> Document section:

Motion-Oriented Compositional Neural Radiance Fields for Monocular Dynamic Human Modeling

ECCV 2024

Jaehyeok Kim, Dongyoon Wee, Dan Xu, ✉️
Department of CSE, HKUST   NAVER Cloud Corp.
✉️ Corresponding author

Abstract

img

We introduce Motion-oriented Compositional Neural Radiance Fields (MoCo-NeRF), a framework for free-viewpoint rendering of monocular human videos via novel non-rigid motion modeling approach. For dynamic clothed humans, complex cloth dynamics create non-rigid motions that are intrinsically distinct from skeletal articulations and critically important for rendering quality. Conventionally, they are modeled as spatial (3D) deviations based on skeletal transformations. However, it is either time-consuming or challenging to achieve optimal quality due to its high learning complexity.

To target this problem, we propose a novel approach of modeling non-rigid motions as radiance residual fields to benefit from more direct color supervision in the rendering and utilize the rigid radiance fields as a prior to reduce the complexity of the learning process. Our approach utilizes a single multiresolution hash encoding (MHE) to concurrently learn the canonical T-pose representation from rigid skeletal motions and the radiance residual field for non-rigid motions.

Additionally, to further improve both training efficiency and usability, we extend MoCo-NeRF to support simultaneous training of multiple subjects within a single framework, thanks to our effective design for modeling non-rigid motions. This scalability is achieved through the integration of a global MHE and learnable identity codes in addition to multiple local MHEs. We present extensive results on ZJU-MoCap and MonoCap, clearly demonstrating state-of-the-art performance in both single- and multi-subject settings. The code and model will be made publicly available.

Single-subject Comparisons (Per-subject Training)

Ours GauHuman [1]
Ours Instant-NVR [2]
Ours HumanNeRF [3]
Ours GauHuman [1]
Ours Instant-NVR [2]
Ours HumanNeRF [3]
Ours GauHuman [1]
Ours Instant-NVR [2]
Ours HumanNeRF [3]

Multi-subject Comparisons (Unified Training)

> Stored rows:
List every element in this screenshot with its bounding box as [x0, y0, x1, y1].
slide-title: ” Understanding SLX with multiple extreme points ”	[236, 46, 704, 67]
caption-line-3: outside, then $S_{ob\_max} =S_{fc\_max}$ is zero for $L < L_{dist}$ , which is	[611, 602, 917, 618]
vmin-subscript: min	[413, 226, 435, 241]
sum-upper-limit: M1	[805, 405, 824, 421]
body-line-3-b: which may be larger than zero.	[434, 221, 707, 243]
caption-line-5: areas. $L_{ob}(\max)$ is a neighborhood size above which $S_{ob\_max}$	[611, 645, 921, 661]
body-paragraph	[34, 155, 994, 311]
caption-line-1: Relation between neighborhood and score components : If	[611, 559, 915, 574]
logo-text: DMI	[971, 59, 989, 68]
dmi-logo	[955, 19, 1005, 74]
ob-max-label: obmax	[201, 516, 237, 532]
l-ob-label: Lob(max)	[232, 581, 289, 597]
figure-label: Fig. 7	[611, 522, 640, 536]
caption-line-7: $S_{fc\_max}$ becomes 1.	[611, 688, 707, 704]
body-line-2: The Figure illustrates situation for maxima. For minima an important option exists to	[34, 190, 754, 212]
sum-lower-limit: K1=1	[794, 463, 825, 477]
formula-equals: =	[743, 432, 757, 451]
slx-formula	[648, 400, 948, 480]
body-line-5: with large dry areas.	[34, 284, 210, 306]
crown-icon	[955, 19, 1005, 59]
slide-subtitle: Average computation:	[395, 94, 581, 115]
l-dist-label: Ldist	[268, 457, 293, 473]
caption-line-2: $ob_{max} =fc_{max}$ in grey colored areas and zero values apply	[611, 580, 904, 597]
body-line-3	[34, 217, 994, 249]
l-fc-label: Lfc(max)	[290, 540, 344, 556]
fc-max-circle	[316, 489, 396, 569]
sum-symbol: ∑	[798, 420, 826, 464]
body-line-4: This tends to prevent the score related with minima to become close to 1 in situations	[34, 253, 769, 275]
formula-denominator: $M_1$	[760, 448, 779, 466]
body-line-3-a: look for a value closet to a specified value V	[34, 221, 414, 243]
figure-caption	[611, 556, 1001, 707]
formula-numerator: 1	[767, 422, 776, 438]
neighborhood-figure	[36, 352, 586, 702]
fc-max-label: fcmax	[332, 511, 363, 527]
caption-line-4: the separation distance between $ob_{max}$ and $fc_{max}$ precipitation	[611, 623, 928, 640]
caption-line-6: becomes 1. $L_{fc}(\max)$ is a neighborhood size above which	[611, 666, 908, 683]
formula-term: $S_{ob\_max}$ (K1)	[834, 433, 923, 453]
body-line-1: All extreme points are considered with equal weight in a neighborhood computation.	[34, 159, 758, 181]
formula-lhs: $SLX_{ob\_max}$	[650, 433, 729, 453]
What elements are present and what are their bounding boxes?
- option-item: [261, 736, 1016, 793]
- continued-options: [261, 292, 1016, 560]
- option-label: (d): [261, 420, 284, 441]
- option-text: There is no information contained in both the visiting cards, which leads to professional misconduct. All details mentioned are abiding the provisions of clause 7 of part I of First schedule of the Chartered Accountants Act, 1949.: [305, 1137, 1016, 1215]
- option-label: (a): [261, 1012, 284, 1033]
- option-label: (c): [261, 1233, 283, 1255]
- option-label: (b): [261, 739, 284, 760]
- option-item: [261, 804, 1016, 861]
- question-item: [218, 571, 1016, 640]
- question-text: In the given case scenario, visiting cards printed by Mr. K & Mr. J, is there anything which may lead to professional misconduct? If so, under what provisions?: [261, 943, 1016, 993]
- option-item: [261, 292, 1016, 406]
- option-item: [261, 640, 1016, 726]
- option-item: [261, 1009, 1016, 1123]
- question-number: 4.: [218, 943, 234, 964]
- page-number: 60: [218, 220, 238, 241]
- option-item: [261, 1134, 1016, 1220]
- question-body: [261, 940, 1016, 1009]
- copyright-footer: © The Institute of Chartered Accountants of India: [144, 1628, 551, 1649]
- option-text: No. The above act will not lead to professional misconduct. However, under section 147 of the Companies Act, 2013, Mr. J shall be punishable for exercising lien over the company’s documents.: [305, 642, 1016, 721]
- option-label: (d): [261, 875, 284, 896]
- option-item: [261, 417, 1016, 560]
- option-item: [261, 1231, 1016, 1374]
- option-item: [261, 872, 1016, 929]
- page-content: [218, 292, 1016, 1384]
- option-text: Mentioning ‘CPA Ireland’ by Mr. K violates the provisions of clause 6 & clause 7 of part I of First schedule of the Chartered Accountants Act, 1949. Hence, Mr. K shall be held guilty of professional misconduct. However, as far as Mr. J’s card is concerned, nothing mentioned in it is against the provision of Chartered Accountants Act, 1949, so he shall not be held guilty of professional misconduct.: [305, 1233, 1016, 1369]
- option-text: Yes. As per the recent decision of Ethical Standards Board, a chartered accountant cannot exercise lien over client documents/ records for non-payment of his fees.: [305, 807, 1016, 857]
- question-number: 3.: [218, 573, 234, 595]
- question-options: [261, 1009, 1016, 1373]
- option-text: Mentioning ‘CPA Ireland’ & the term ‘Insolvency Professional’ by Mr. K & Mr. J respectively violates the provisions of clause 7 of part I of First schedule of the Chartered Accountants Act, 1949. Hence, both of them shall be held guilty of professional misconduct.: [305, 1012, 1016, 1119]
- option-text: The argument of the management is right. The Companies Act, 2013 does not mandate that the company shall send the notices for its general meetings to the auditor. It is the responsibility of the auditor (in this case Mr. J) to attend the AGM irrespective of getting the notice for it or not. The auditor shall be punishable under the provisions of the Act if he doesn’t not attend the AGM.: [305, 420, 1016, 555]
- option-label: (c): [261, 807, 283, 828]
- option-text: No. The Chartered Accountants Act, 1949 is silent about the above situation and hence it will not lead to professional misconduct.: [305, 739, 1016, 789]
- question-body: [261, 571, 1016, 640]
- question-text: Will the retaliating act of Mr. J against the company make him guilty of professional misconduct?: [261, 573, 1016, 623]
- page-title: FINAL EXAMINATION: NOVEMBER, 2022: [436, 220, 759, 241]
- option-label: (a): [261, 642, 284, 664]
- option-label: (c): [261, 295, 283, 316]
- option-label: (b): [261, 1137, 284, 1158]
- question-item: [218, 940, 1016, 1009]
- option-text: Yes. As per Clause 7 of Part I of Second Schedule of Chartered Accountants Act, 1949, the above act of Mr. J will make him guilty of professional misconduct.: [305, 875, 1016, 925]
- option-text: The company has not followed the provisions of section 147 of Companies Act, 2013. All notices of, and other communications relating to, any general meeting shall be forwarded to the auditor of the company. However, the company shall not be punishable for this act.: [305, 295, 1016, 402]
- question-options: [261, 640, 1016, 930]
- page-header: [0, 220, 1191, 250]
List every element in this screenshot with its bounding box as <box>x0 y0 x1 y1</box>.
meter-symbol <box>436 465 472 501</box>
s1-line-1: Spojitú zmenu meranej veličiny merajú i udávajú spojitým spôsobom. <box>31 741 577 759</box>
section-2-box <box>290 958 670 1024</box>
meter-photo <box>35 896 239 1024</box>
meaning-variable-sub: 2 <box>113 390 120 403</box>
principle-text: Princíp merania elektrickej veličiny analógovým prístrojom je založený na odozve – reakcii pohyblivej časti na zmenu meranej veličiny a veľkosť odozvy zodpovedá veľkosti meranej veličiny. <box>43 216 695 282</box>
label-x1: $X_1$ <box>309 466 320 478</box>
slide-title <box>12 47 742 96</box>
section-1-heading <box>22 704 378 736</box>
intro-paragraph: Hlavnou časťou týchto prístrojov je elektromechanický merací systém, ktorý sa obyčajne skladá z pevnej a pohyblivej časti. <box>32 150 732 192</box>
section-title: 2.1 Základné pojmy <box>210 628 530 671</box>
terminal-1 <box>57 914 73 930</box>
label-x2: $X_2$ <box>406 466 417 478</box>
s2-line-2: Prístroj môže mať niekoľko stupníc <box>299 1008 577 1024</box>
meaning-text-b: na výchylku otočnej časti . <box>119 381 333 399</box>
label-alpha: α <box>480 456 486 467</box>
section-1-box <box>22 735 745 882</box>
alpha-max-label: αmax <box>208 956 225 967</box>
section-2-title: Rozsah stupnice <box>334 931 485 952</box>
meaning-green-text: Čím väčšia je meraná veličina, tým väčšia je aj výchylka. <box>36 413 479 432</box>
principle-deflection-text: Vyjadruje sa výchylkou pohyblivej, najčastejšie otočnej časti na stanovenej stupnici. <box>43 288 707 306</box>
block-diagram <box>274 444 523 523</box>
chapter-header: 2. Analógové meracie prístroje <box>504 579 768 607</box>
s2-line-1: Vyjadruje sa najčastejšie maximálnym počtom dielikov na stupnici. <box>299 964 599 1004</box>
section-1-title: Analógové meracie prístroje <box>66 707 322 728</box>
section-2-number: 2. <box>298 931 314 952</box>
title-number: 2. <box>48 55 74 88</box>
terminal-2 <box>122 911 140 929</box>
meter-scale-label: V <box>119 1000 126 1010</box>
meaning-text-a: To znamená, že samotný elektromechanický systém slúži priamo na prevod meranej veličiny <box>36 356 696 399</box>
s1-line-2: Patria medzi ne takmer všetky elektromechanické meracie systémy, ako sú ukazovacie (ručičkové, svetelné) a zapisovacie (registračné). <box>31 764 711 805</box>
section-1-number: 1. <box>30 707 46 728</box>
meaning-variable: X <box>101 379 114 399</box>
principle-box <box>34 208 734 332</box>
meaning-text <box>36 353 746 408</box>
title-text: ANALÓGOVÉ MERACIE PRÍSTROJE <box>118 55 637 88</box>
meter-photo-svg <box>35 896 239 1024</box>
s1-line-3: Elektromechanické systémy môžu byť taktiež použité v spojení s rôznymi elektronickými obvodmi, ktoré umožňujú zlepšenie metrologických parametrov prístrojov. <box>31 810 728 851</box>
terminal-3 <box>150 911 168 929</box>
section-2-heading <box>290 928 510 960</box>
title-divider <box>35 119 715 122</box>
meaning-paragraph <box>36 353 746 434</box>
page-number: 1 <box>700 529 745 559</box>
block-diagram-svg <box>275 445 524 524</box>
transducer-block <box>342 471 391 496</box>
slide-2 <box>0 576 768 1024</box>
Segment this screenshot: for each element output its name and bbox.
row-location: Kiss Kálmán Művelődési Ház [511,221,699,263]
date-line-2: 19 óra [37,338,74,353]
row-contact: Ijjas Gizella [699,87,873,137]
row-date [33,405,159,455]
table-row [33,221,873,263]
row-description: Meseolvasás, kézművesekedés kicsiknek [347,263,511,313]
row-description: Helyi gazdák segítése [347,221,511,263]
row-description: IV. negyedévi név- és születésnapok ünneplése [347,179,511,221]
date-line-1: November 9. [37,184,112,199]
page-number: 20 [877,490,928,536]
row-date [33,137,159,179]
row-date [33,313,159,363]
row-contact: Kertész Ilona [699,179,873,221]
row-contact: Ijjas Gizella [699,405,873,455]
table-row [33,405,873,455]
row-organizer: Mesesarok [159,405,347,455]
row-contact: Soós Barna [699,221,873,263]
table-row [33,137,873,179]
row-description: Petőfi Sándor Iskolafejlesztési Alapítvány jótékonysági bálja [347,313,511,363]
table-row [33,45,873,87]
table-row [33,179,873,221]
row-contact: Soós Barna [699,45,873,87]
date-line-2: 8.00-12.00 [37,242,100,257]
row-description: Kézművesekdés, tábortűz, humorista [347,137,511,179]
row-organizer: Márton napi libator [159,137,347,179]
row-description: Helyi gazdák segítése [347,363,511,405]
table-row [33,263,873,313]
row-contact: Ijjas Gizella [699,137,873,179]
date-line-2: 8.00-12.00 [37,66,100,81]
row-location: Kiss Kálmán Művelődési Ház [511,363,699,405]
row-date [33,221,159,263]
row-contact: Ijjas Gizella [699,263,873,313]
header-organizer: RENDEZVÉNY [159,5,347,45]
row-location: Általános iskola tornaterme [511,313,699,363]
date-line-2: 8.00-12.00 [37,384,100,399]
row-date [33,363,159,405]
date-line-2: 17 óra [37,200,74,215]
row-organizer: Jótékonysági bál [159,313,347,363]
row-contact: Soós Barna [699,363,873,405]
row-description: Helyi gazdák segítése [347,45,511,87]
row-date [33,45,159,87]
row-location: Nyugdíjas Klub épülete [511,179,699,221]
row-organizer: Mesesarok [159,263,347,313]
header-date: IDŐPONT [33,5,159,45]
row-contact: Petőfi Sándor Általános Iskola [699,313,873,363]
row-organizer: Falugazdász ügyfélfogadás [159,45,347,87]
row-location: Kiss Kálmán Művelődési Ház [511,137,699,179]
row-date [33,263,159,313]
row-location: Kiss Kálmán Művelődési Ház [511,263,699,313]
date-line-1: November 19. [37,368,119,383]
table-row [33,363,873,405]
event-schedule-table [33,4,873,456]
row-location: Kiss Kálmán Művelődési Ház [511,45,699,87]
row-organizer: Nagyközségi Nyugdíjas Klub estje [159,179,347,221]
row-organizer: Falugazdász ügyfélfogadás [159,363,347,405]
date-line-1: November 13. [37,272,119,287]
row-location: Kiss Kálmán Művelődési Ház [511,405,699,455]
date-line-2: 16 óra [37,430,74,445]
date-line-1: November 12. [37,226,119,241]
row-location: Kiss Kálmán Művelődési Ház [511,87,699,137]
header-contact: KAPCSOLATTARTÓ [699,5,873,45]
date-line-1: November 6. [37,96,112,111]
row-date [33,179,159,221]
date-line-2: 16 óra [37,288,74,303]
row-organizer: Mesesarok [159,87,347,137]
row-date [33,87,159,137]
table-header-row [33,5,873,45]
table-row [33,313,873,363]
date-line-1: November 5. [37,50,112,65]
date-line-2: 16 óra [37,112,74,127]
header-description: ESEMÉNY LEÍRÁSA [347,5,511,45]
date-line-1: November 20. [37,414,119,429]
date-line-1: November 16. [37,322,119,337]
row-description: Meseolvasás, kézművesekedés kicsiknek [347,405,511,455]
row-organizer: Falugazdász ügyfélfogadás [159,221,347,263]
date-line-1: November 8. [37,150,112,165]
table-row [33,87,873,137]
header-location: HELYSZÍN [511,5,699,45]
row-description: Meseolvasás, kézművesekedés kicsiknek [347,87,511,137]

> Work instructions:
Duplicate the part of the MoCo-NeRF project page that begins at the words "Additionally, to further" and stops after "Comparisons (Per-subject Training)".

> Response to this task:
Additionally, to further improve both training efficiency and usability, we extend MoCo-NeRF to support simultaneous training of multiple subjects within a single framework, thanks to our effective design for modeling non-rigid motions. This scalability is achieved through the integration of a global MHE and learnable identity codes in addition to multiple local MHEs. We present extensive results on ZJU-MoCap and MonoCap, clearly demonstrating state-of-the-art performance in both single- and multi-subject settings. The code and model will be made publicly available.

Single-subject Comparisons (Per-subject Training)